Exercise requirements: In the listing that follows, count every line with the word "structured" in it and write only the total.

Exercise input:

-------

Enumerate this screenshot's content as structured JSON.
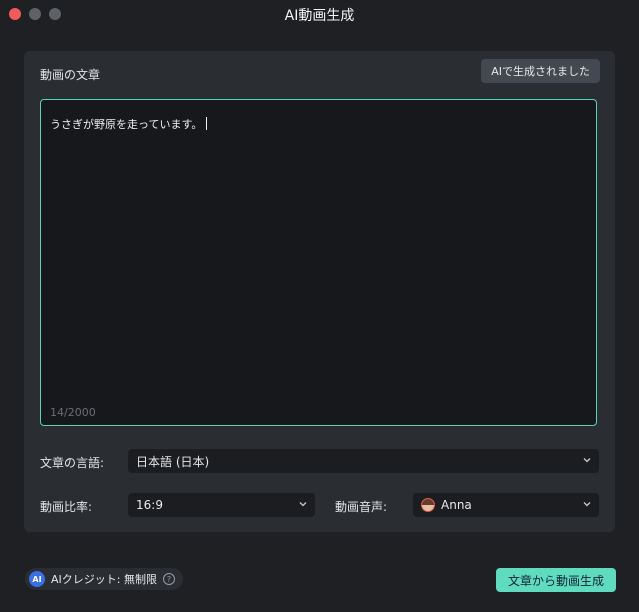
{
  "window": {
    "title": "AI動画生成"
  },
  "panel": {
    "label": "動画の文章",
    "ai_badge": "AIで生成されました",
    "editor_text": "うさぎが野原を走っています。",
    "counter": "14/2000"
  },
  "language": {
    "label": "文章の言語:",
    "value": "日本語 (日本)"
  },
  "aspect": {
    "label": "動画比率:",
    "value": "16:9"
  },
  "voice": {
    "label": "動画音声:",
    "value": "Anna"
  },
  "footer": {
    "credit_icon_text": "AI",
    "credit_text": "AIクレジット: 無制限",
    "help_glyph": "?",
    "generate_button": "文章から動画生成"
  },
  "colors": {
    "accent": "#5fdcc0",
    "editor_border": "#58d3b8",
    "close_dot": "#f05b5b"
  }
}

-------

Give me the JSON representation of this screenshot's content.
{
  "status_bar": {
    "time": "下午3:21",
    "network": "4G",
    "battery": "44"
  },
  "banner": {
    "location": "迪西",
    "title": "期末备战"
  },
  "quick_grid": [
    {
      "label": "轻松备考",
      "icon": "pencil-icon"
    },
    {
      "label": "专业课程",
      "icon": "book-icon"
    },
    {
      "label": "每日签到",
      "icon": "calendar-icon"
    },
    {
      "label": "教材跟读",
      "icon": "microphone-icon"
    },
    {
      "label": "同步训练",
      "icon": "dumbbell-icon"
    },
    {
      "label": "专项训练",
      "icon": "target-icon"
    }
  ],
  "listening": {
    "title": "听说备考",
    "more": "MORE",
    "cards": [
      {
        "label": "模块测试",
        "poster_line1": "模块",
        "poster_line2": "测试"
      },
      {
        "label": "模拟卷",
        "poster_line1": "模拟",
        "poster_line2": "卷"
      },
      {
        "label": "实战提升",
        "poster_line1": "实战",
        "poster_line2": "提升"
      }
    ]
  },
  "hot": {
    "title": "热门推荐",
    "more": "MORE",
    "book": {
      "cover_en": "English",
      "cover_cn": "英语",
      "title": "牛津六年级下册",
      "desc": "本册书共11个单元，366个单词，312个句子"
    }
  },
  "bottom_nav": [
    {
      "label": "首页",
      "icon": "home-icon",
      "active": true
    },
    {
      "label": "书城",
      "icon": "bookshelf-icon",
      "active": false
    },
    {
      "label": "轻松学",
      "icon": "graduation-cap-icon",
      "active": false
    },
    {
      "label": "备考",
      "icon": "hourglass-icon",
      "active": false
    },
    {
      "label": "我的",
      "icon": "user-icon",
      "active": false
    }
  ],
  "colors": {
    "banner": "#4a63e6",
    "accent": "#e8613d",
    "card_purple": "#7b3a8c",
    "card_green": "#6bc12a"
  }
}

-------

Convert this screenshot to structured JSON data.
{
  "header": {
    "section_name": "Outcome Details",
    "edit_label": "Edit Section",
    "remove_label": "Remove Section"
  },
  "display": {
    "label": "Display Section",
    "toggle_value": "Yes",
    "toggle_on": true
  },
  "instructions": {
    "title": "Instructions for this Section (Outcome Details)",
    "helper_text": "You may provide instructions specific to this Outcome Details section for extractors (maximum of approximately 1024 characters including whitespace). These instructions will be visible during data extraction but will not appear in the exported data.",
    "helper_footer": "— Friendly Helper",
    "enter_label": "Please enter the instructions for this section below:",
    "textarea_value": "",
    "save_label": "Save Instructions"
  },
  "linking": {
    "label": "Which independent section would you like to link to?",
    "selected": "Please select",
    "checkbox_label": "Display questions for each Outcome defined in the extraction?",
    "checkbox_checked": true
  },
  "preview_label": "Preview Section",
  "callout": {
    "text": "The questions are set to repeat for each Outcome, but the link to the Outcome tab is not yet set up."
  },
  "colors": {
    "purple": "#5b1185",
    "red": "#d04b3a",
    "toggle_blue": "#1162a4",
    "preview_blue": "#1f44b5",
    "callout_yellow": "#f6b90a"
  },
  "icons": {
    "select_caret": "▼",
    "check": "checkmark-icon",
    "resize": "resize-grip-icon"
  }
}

-------

Problem solution: 2